• **Work to complete**
List each line of the data that holds the word "Ricky".

• **Dataset**
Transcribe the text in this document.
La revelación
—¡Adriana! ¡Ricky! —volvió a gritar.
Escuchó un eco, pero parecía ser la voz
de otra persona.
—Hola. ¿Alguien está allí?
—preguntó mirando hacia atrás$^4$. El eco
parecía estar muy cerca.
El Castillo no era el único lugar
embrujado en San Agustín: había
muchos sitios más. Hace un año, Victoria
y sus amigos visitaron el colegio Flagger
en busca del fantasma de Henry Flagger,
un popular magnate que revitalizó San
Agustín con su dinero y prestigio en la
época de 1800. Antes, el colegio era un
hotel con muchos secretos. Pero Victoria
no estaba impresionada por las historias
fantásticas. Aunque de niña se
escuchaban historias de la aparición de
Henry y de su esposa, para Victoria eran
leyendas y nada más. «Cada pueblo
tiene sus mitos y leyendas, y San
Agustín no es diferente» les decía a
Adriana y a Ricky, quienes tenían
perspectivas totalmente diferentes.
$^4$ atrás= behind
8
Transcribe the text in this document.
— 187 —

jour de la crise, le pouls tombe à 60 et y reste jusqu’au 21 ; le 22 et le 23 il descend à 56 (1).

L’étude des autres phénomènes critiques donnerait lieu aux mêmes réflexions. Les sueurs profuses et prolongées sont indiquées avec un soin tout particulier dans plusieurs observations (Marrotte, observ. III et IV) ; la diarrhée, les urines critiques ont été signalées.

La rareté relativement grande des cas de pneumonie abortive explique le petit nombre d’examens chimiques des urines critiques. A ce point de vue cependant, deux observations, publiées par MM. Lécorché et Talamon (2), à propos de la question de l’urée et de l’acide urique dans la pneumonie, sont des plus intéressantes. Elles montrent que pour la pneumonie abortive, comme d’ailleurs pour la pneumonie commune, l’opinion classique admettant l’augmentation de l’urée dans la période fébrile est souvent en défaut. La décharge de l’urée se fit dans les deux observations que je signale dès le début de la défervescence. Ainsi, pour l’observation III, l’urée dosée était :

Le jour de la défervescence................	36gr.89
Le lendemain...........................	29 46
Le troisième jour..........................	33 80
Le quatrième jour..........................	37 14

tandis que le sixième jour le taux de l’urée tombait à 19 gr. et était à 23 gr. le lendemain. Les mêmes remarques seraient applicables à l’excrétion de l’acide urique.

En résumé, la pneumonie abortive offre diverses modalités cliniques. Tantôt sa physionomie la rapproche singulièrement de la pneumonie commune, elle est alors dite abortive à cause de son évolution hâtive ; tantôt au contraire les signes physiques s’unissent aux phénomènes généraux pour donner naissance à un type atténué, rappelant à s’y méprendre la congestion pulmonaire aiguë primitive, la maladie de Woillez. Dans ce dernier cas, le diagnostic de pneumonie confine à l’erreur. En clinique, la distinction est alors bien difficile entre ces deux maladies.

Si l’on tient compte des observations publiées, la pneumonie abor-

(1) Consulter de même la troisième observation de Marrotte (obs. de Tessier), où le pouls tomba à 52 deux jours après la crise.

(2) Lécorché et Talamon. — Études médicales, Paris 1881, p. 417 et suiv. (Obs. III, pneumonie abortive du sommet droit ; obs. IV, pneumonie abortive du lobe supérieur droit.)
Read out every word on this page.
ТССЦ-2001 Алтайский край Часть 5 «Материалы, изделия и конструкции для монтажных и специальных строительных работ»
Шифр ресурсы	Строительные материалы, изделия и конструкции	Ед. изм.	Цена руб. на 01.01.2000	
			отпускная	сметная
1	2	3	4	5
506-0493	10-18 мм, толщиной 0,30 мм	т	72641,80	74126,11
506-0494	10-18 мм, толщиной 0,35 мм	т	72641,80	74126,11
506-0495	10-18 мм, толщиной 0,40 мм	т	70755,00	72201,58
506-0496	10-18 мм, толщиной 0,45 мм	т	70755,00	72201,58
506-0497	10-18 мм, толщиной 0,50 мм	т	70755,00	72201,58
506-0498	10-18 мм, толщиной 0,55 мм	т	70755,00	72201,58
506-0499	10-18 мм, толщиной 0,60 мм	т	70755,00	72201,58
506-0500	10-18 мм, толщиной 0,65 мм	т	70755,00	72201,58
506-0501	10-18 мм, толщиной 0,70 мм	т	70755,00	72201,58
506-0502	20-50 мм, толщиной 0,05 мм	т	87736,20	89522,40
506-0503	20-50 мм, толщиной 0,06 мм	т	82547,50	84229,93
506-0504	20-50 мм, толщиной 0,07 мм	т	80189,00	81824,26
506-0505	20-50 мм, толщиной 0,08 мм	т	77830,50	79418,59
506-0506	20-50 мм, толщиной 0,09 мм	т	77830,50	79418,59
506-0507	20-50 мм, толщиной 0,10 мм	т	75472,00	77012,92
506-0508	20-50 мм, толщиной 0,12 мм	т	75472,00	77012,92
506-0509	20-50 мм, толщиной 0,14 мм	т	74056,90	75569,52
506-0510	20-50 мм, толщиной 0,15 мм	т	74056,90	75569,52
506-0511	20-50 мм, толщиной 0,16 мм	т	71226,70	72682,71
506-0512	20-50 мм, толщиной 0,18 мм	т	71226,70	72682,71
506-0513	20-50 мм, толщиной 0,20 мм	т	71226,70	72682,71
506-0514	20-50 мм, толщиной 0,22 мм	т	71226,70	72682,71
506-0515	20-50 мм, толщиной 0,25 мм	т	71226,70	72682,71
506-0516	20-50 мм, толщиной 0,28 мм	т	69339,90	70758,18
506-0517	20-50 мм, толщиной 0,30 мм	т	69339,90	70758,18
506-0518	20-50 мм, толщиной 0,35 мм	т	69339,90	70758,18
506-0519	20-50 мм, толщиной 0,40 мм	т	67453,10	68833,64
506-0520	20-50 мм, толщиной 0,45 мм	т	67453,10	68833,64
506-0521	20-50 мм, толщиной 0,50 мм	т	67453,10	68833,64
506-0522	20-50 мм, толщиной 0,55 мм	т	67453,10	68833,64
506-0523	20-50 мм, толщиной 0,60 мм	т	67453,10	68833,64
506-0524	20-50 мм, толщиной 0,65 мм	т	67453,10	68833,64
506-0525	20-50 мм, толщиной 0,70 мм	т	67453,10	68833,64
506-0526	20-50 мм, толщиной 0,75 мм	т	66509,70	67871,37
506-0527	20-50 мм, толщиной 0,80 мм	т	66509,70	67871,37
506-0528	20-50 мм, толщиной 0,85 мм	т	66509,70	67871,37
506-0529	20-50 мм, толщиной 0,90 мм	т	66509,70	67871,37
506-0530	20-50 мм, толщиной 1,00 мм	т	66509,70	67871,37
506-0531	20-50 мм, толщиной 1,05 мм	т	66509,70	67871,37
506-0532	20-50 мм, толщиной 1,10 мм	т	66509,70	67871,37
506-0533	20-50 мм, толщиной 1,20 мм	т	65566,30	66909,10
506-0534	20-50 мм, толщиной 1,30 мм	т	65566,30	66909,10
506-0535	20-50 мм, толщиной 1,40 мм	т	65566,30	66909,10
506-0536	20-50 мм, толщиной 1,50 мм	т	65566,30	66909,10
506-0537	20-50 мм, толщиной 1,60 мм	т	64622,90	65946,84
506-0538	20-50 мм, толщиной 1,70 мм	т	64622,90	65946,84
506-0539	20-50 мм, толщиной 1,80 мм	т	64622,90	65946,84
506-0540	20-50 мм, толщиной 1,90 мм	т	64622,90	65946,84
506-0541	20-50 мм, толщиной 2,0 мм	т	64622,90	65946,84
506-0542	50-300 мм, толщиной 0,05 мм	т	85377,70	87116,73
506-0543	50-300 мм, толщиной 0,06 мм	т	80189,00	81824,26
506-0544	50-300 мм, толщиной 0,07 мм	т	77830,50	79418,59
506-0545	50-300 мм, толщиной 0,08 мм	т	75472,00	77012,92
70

• **Right answer**
—¡Adriana! ¡Ricky! —volvió a gritar.
Adriana y a Ricky, quienes tenían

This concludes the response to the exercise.